===== Recorded information

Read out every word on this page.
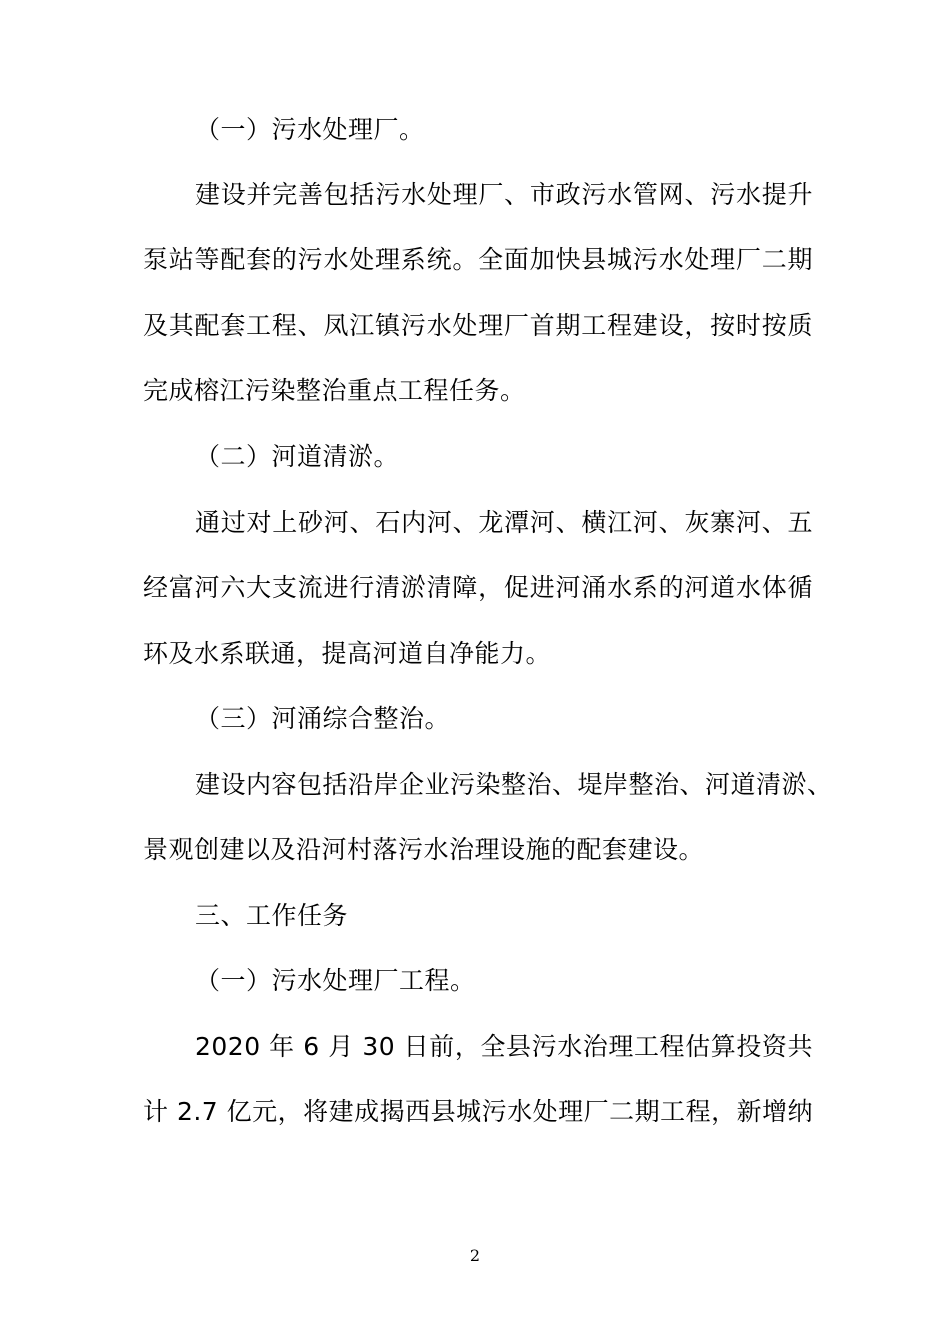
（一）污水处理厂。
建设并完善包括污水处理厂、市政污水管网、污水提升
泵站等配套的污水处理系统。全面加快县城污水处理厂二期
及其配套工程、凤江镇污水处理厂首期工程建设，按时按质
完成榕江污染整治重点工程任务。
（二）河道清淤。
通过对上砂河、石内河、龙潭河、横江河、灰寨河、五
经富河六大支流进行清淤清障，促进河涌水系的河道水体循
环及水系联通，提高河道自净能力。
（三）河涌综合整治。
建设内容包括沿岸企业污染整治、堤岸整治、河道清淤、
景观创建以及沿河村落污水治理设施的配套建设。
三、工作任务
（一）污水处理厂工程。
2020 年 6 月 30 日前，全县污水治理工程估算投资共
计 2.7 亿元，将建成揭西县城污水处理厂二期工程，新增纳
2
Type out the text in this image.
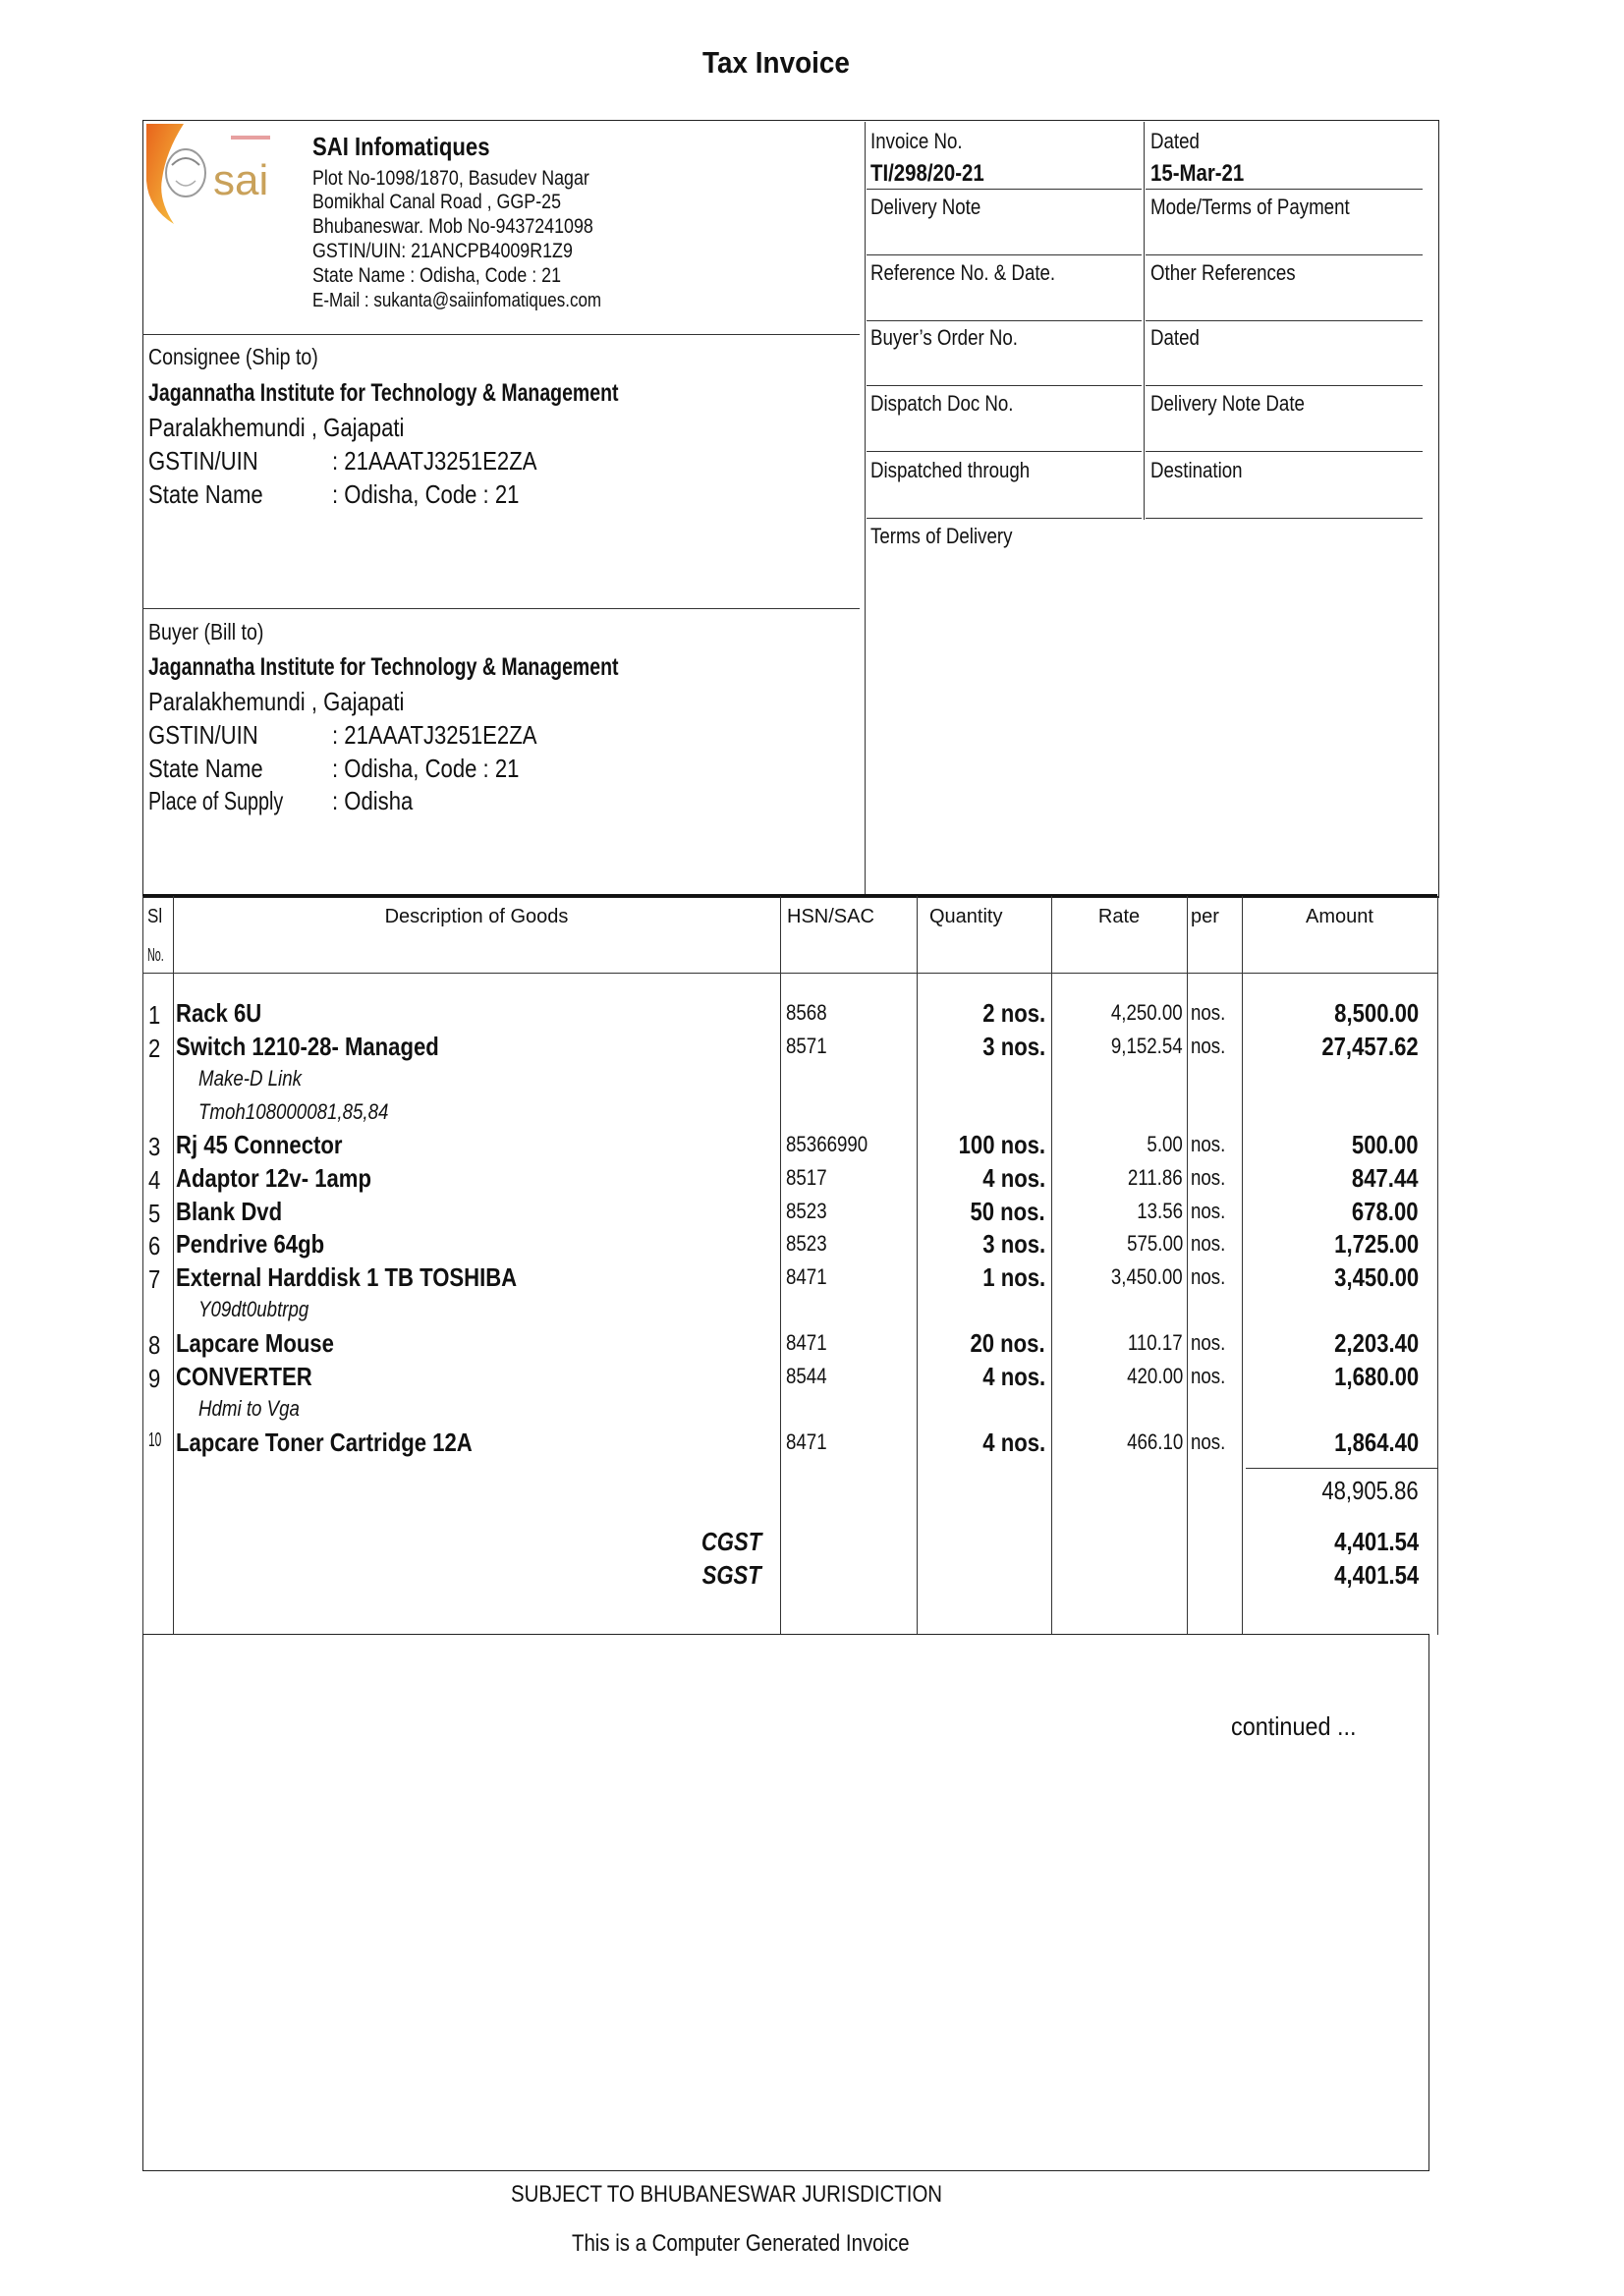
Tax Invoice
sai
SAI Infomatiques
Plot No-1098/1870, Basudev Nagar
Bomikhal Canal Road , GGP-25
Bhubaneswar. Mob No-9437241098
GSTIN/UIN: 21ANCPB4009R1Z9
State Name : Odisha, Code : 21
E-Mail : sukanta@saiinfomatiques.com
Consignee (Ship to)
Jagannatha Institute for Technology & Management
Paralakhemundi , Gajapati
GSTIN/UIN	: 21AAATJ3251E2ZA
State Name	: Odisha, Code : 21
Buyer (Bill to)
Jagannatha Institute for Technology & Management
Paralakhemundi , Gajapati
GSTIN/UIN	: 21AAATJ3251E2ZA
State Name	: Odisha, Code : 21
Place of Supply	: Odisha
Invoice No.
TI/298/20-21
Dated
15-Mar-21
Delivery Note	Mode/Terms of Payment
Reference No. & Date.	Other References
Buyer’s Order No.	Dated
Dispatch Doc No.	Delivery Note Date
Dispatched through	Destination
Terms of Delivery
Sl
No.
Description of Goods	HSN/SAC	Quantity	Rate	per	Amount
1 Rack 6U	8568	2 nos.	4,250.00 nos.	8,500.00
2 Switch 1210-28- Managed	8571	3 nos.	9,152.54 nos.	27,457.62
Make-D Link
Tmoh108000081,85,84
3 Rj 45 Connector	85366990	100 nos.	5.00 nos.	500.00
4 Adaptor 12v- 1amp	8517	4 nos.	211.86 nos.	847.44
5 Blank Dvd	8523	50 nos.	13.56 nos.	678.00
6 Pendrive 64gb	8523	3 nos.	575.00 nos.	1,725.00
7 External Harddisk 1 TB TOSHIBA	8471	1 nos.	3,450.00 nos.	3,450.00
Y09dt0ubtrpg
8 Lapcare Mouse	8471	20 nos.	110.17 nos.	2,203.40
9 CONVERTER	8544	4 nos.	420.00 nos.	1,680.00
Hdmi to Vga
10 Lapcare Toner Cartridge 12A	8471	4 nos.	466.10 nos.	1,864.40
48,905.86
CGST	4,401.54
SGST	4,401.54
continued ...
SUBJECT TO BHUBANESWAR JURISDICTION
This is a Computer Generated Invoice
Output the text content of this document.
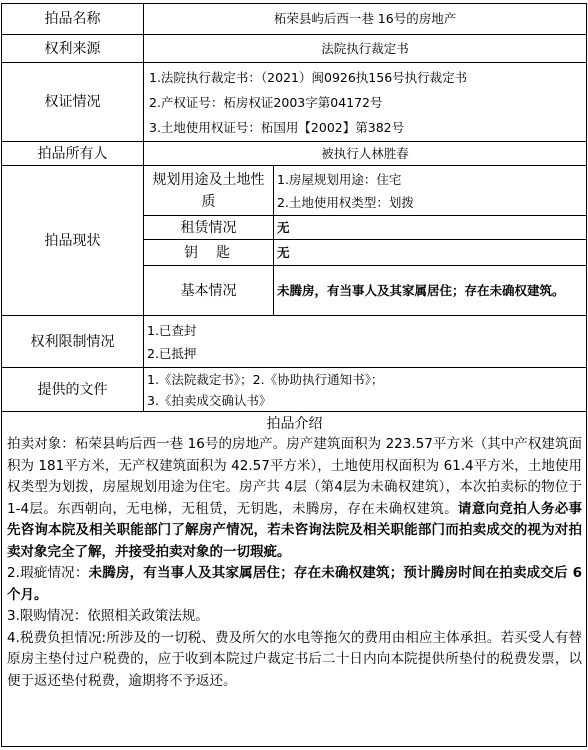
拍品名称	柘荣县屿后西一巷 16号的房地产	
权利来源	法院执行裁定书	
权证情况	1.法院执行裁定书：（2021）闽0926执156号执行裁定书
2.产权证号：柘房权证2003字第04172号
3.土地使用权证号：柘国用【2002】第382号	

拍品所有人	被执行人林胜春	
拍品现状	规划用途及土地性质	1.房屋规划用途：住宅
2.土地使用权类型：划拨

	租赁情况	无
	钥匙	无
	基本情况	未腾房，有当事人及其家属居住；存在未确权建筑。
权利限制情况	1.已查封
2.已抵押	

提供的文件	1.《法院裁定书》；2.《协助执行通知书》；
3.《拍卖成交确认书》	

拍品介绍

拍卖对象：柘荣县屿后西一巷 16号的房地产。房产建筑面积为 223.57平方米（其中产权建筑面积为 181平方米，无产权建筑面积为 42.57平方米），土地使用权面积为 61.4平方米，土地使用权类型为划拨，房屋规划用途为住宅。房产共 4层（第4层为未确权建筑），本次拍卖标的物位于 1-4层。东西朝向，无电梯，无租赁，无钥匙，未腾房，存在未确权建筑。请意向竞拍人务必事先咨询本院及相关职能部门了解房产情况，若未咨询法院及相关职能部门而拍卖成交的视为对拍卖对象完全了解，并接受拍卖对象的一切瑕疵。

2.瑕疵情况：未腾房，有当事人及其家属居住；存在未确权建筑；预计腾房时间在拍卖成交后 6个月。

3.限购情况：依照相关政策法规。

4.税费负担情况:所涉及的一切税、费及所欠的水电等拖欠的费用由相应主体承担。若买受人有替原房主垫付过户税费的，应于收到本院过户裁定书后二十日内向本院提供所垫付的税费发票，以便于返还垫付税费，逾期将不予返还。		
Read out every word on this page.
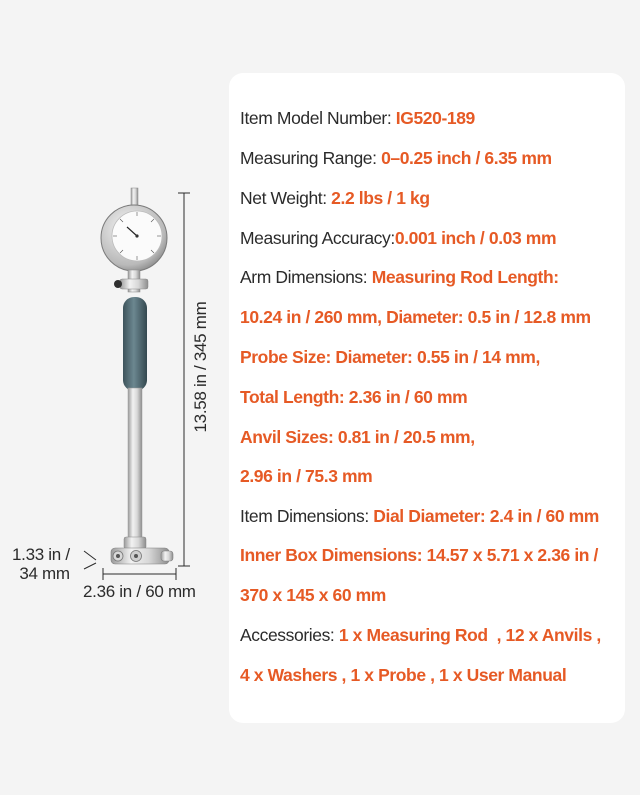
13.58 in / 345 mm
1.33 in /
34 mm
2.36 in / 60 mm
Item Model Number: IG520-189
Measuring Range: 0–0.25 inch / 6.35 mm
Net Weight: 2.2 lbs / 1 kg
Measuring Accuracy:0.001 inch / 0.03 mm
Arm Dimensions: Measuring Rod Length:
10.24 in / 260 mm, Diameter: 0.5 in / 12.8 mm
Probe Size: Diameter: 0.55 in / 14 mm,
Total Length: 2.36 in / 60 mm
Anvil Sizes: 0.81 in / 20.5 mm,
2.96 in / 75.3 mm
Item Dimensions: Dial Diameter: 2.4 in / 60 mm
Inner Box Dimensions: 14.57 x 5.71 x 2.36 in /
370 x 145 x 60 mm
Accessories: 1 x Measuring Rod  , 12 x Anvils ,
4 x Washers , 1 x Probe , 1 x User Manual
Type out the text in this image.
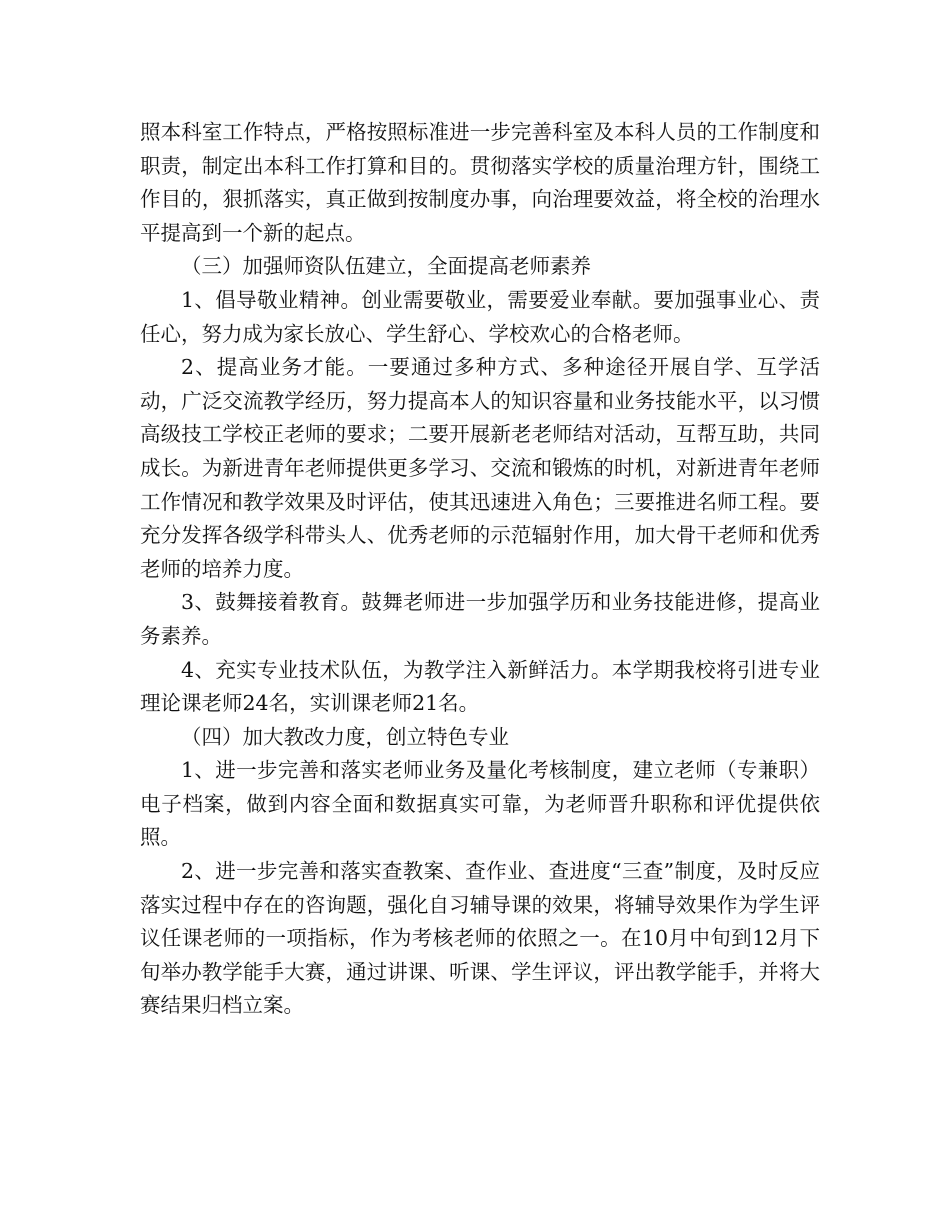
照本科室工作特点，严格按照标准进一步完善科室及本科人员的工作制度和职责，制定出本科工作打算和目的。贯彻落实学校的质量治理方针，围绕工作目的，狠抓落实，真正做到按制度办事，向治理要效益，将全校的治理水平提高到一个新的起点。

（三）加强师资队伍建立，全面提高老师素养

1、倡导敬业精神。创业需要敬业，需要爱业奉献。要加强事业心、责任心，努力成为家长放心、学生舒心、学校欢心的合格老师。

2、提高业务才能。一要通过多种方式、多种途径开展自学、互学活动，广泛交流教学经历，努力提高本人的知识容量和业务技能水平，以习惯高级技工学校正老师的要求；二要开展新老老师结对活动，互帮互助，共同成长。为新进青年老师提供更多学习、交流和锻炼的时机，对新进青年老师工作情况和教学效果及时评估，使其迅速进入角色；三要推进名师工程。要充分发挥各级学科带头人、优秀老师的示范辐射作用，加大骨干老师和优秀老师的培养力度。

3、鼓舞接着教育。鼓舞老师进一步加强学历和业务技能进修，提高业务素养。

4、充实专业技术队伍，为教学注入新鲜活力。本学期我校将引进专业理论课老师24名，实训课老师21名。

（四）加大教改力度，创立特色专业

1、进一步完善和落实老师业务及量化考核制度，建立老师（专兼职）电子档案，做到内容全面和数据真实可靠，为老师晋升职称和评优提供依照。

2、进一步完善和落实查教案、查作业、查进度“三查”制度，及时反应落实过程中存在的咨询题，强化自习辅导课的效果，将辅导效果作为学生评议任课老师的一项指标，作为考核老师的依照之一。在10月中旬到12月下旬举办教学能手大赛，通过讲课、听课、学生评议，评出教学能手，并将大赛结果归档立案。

==========

Scan the material line by line and report each one that contains "Probe".

** Reply **
Probe Size: Diameter: 0.55 in / 14 mm,
4 x Washers , 1 x Probe , 1 x User Manual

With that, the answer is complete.